[Documento de origem]

• • • • •

Mas o evento não foi apenas sobre vitórias, foi sobre recomeços, novos caminhos e possibilidades de cinturão para quem souber aproveitar o momento. Agora, vamos ver como essas narrativas devem se desenhar nos próximos eventos do UFC.

Charles Oliveira renasce e mira o cinturão BMF

Depois da dura derrota para Ilia Topuria no meio do ano, Charles Oliveira entrou no octógono do UFC Rio com uma missão clara: provar que ainda é um dos lutadores mais perigosos do planeta. E conseguiu.

A vitória sobre Mateusz Gamrot, com uma performance técnica e emocionalmente madura, foi mais do que uma reabilitação — foi um recado direto ao topo da divisão. Charles mostrou o que o fez campeão no passado: pressão constante, jiu-jítsu afiado e frieza em momentos críticos. Mesmo com Gamrot oferecendo resistência e ritmo, o brasileiro encontrou o tempo certo para impor seu jogo e recuperar o prestígio junto ao público e à organização.

Agora, o foco do paulista não é mais o cinturão linear dos leves, dominado por Islam Makhachev, mas o título BMF (Baddest Motherf*er) — uma faixa simbólica, mas de alto prestígio, atualmente em posse de Max Holloway. A luta entre Oliveira e Holloway, que deve ser oficializada para meados de 2026, pode inclusive acontecer no histórico card da Casa Branca, um evento especial que o UFC prepara em Washington.

• • • • •

[Registros de dados]
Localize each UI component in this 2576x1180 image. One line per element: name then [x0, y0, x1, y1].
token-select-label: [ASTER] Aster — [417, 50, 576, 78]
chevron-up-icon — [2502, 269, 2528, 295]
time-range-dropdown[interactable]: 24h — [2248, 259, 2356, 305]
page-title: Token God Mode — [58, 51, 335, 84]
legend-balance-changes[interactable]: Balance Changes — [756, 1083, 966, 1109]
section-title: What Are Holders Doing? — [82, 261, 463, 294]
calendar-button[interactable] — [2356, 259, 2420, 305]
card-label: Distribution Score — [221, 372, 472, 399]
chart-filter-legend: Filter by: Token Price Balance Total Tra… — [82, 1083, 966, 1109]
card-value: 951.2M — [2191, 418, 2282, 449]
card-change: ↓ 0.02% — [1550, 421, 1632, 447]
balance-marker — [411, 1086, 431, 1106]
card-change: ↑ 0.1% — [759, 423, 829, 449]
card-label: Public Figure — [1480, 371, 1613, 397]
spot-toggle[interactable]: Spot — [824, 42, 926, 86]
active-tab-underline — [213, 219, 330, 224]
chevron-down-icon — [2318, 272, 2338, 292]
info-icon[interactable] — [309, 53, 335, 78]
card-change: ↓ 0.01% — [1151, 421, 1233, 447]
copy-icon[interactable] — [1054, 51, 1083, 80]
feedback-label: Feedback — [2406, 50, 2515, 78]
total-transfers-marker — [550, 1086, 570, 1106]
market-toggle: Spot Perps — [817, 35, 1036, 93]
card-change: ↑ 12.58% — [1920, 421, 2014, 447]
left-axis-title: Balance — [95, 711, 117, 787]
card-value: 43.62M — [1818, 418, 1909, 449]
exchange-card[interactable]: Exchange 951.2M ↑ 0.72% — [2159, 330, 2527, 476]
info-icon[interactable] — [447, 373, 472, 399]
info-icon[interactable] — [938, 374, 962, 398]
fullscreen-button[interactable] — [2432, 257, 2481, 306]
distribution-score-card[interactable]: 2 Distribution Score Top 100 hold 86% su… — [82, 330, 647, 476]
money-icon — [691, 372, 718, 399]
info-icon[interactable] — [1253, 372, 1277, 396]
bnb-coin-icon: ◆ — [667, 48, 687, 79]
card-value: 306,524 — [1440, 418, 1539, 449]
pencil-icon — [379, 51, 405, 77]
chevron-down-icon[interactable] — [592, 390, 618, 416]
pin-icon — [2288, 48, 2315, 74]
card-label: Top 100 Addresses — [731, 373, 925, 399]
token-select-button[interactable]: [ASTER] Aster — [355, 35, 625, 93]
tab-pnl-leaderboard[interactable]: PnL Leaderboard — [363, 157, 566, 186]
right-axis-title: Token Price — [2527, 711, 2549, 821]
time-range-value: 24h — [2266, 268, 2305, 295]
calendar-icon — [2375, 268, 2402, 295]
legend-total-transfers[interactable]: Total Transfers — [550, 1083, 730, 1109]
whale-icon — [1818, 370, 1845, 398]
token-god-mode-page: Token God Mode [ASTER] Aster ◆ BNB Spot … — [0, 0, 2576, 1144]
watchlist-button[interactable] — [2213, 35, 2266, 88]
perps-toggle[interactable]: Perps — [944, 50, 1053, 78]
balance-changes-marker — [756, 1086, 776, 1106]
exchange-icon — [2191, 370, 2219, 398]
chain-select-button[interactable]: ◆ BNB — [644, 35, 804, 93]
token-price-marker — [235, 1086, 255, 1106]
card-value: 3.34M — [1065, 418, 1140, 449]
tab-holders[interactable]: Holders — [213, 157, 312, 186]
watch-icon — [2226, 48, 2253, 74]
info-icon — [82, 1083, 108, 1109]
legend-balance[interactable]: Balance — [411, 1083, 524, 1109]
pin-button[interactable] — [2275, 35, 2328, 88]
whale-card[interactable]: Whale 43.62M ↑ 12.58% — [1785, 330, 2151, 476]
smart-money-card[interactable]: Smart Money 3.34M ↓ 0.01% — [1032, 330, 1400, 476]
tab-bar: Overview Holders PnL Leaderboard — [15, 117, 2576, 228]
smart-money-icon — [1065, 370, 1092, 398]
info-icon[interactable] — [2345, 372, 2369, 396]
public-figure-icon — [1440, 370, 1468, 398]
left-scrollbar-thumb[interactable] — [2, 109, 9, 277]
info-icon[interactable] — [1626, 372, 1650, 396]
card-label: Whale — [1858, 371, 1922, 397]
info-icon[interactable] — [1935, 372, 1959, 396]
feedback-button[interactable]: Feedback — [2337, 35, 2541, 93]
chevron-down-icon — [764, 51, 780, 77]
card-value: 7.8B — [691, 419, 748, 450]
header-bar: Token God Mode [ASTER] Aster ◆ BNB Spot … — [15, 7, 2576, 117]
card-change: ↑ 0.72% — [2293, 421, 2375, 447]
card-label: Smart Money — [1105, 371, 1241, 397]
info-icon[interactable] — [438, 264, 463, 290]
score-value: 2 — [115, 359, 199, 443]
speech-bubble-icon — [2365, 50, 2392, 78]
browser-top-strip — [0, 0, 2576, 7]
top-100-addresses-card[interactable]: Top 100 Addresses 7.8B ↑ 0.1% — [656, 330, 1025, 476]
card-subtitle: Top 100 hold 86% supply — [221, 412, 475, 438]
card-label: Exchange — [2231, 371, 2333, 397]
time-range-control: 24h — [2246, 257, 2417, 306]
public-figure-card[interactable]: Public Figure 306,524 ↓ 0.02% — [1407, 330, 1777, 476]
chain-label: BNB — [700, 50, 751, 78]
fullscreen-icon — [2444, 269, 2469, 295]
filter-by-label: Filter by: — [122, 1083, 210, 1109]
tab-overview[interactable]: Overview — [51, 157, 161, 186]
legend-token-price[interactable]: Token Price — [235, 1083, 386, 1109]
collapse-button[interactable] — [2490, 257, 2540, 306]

• • • • •

[Tarefa a realizar]
Responda, com base no texto sobre Charles Oliveira:
(a) Para quem Charles Oliveira perdeu no meio do ano?
(b) Qual adversário ele venceu no UFC Rio?
(c) Quem detém atualmente o título BMF?

[Resposta da tarefa]
(a) Ilia Topuria.
(b) Mateusz Gamrot.
(c) Max Holloway.